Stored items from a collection
-.-.-

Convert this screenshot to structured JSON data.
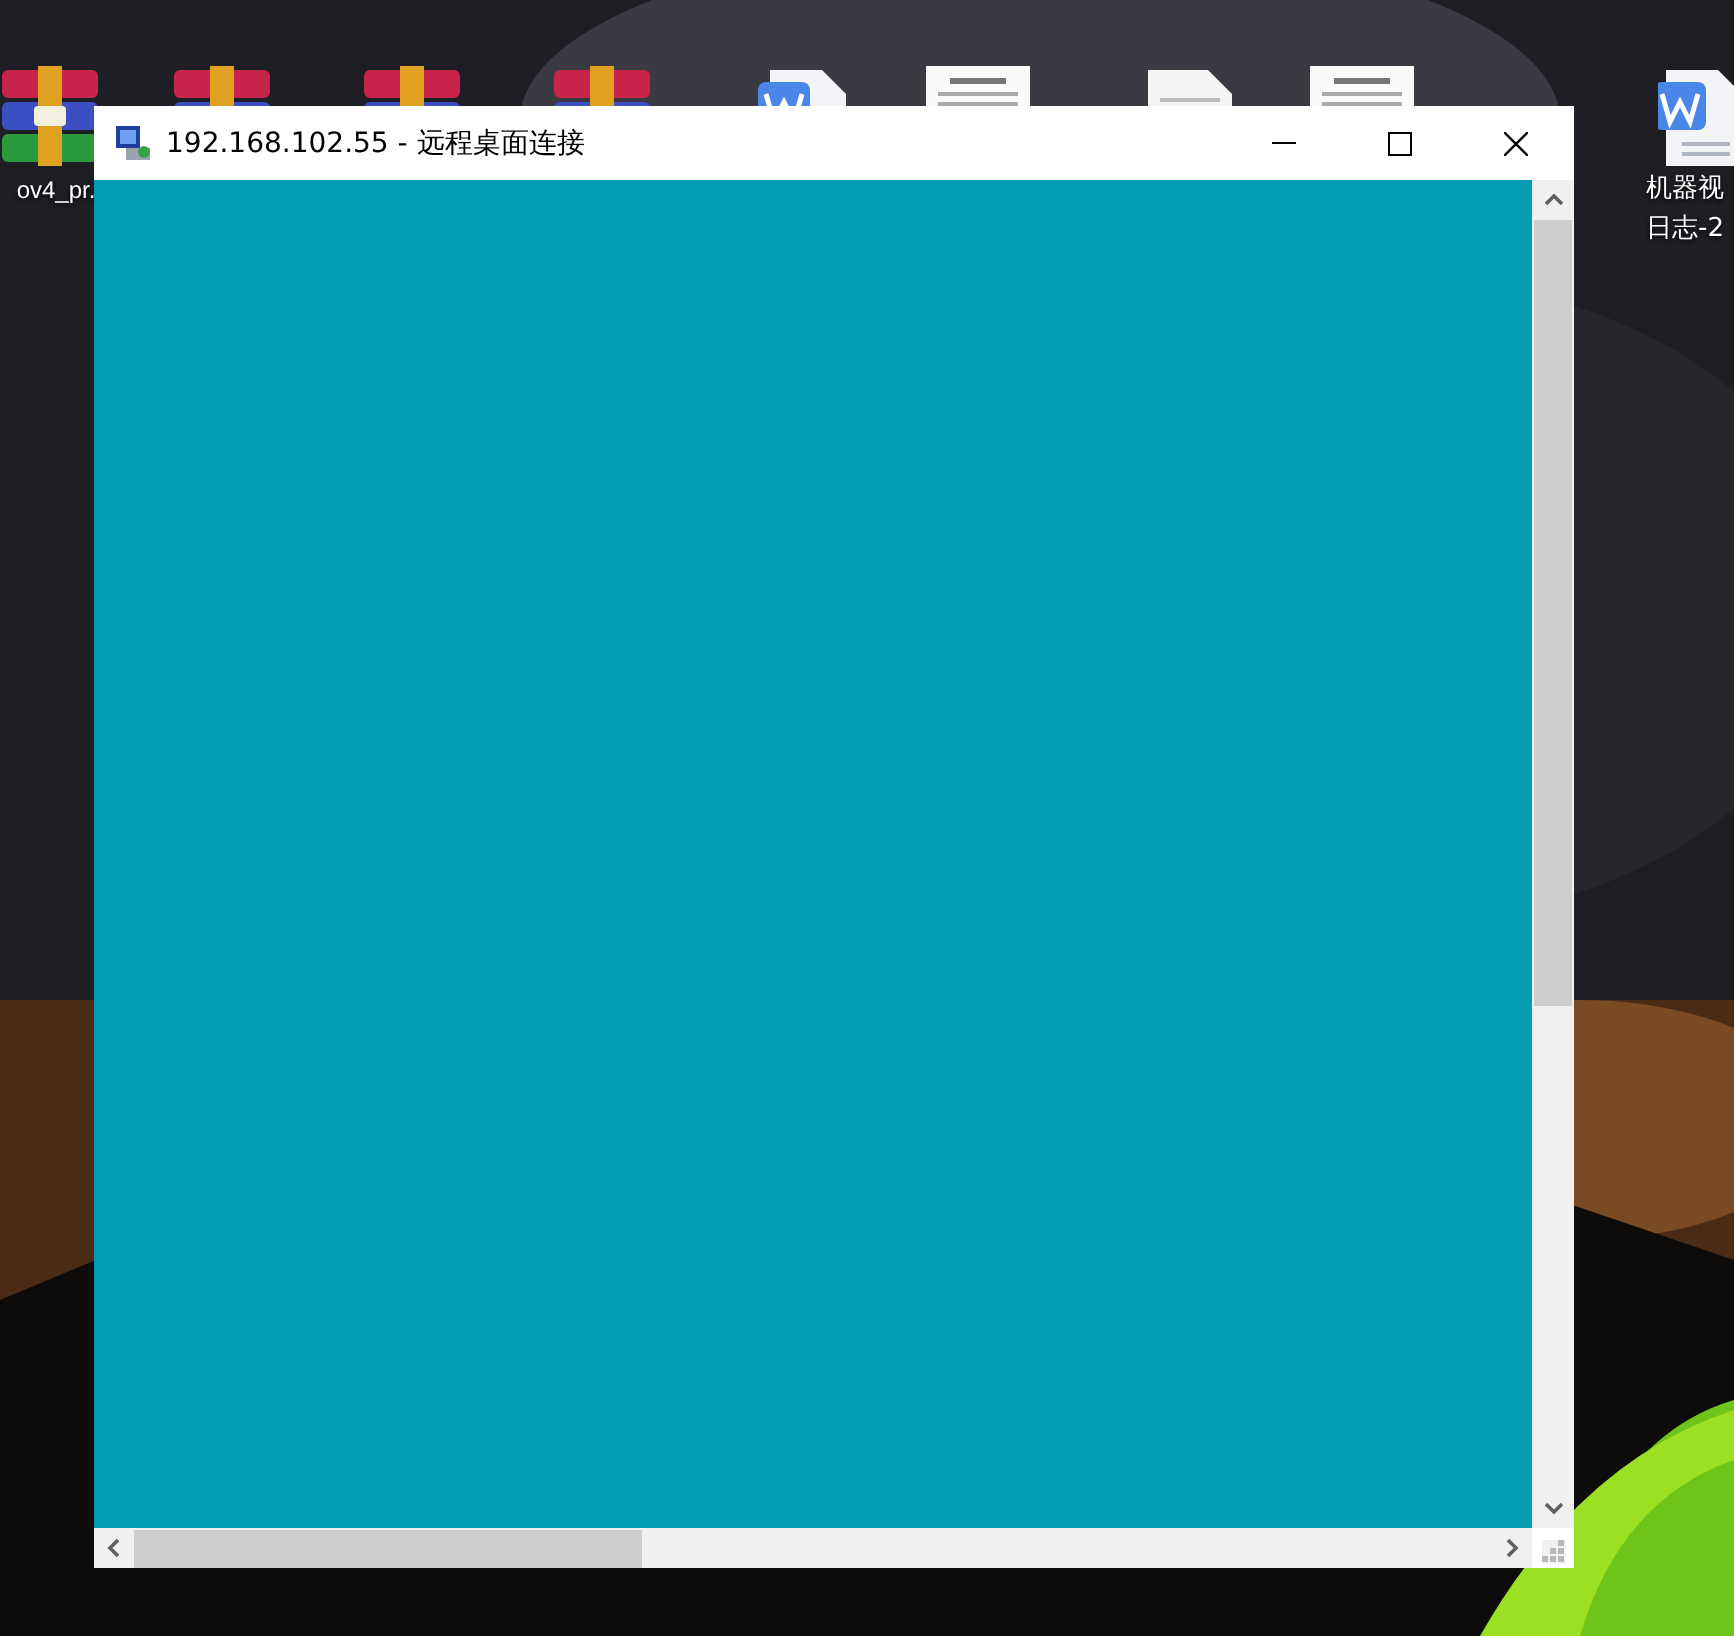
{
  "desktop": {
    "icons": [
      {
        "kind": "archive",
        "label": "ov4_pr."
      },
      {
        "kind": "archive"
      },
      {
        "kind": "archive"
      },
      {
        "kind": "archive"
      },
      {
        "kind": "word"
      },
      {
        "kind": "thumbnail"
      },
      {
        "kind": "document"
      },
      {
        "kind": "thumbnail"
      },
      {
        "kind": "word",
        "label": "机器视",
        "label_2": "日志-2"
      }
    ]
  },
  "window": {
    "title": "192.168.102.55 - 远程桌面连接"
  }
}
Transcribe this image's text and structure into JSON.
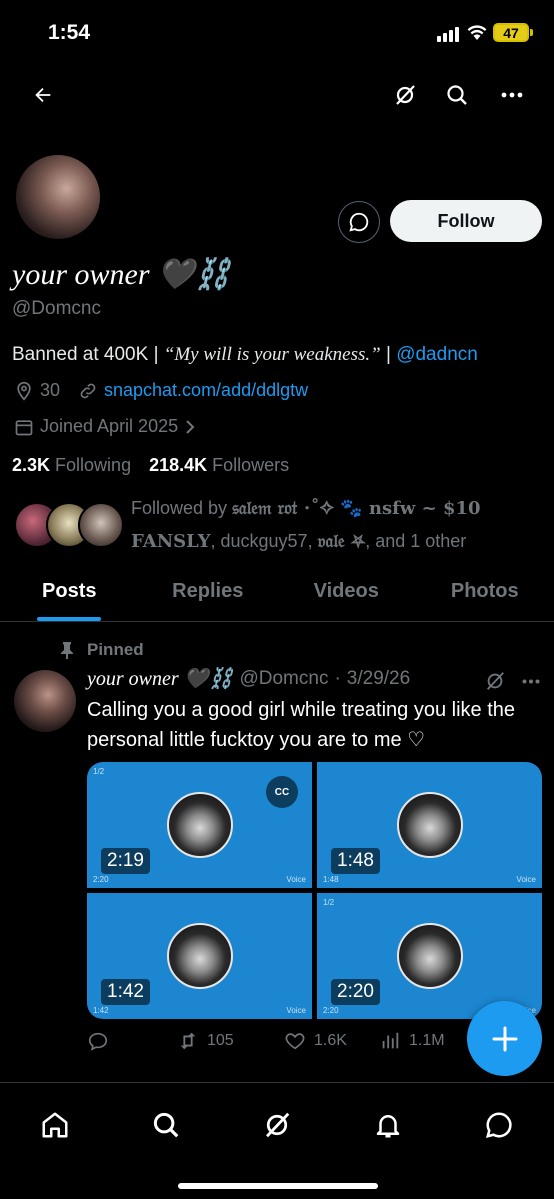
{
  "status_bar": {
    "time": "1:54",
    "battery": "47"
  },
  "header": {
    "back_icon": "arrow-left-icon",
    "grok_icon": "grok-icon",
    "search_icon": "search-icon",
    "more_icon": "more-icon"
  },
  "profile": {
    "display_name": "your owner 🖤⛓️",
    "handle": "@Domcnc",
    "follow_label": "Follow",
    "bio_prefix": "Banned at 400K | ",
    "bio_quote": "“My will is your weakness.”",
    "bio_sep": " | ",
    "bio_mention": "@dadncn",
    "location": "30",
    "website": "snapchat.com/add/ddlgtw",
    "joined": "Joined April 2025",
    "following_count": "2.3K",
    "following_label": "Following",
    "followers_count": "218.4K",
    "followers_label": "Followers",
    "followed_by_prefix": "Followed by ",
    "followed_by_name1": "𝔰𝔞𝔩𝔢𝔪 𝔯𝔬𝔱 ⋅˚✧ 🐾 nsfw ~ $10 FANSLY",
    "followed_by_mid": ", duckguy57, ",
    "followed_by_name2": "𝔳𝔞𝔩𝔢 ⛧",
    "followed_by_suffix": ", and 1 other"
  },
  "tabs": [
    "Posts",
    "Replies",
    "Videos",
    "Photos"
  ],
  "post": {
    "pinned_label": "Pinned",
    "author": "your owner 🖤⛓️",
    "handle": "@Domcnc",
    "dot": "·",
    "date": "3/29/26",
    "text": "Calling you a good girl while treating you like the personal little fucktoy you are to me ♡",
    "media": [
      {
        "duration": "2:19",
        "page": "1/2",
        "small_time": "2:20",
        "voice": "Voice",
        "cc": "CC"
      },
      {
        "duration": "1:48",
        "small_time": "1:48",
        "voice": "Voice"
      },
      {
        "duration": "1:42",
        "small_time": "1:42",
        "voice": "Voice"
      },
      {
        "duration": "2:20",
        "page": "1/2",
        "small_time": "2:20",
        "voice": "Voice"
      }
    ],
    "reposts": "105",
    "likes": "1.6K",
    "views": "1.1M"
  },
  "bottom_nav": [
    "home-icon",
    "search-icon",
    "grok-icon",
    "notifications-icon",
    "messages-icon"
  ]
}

-.-.-

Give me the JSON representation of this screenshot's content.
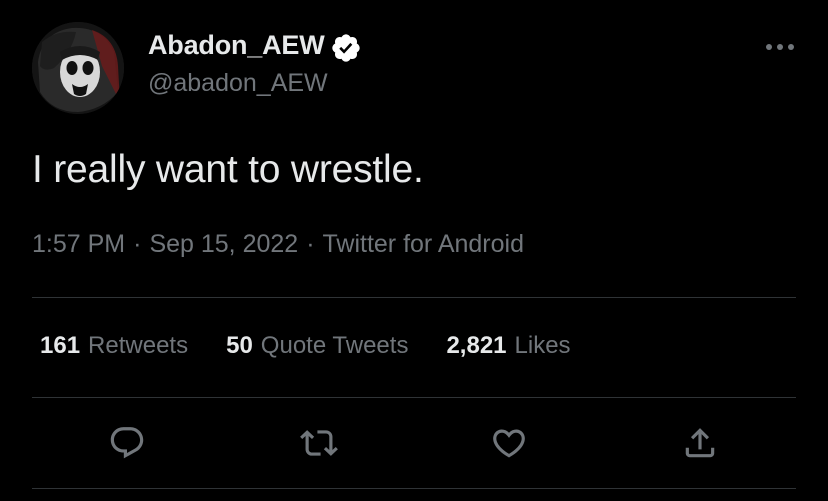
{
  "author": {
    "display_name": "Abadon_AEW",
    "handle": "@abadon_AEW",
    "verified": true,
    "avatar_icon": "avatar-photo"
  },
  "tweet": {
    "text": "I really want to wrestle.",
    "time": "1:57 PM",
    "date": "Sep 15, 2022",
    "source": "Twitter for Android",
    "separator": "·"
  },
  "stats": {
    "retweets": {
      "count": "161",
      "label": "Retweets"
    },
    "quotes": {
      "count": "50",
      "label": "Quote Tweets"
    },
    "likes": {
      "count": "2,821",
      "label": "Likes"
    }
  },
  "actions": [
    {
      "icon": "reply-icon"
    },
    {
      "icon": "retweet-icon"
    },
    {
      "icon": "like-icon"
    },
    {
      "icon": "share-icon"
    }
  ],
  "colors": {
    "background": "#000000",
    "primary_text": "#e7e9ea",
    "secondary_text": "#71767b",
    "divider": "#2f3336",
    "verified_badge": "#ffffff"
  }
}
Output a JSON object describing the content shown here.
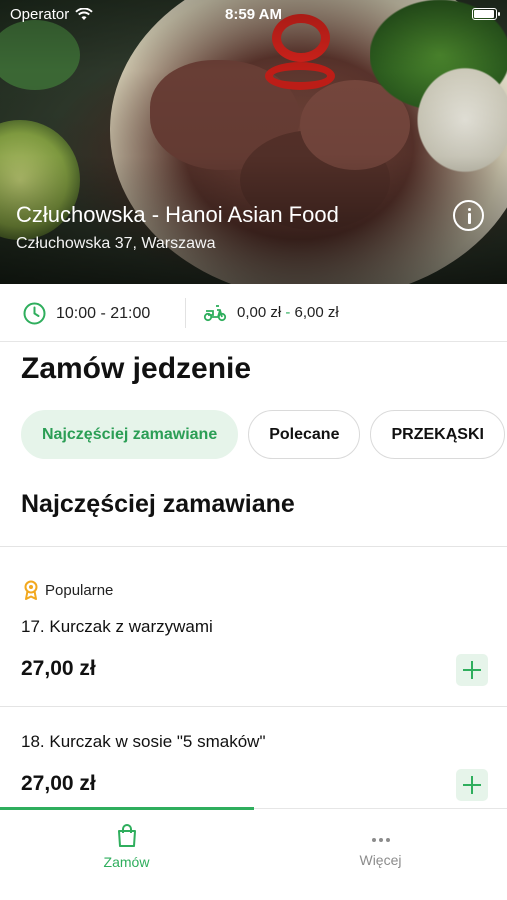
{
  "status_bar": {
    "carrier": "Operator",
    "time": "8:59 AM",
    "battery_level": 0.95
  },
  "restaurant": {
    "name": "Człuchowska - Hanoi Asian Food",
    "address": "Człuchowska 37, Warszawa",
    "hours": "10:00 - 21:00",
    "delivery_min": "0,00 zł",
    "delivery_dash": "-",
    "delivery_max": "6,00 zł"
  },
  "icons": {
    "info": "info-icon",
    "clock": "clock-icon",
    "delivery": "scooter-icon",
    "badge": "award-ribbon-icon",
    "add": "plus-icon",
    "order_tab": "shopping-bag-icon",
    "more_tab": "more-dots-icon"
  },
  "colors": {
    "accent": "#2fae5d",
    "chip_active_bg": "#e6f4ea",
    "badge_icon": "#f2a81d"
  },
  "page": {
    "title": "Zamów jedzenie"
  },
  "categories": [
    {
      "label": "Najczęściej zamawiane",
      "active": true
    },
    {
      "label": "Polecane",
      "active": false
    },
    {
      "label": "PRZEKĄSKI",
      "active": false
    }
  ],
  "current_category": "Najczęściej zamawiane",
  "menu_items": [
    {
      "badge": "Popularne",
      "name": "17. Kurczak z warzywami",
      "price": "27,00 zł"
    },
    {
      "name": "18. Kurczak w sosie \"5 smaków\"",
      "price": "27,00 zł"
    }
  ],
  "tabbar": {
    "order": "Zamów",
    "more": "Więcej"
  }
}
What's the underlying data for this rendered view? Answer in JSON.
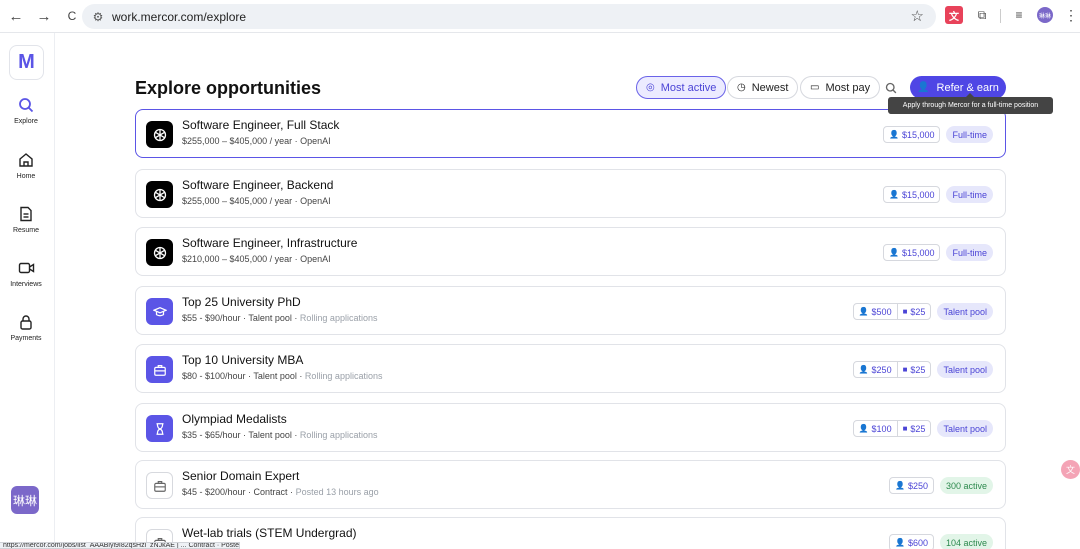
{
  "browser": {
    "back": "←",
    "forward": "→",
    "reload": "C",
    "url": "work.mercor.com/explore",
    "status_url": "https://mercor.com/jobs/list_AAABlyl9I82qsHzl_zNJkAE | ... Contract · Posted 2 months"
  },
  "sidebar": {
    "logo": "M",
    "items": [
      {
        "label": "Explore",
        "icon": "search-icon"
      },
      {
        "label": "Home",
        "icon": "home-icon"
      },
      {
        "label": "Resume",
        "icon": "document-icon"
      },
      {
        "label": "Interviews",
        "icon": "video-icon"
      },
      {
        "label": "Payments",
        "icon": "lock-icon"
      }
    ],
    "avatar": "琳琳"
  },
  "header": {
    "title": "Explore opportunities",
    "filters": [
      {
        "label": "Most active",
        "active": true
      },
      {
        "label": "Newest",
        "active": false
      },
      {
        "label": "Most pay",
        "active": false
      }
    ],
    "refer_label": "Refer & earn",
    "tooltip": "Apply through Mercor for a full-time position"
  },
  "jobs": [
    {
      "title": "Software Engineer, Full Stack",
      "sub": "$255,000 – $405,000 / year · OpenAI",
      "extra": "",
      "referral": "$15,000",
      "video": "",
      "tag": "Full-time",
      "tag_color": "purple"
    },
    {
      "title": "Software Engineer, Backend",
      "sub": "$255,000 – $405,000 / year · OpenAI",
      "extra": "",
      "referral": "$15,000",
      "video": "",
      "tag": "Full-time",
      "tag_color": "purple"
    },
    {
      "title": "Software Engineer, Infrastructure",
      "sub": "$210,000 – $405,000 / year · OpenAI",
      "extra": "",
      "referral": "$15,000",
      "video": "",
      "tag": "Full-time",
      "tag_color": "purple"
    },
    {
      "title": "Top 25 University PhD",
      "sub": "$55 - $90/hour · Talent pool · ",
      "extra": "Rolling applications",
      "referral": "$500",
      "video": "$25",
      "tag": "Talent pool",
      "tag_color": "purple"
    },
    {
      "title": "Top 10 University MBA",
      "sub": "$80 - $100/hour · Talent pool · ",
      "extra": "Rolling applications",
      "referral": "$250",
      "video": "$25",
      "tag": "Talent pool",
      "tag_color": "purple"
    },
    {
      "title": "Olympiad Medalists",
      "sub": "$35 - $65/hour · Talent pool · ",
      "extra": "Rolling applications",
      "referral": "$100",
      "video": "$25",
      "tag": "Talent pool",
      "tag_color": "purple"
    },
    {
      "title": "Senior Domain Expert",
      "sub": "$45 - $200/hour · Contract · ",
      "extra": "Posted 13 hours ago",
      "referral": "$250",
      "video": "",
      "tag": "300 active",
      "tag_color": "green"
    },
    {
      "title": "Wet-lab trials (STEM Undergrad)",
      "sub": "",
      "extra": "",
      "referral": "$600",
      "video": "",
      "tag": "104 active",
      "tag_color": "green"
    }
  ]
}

-.-.-

(WRITTEN TASK): State the number of lines in the data that include the string "screenshot", and add nothing else.

(RESPONSE FOR THIS EXERCISE): 2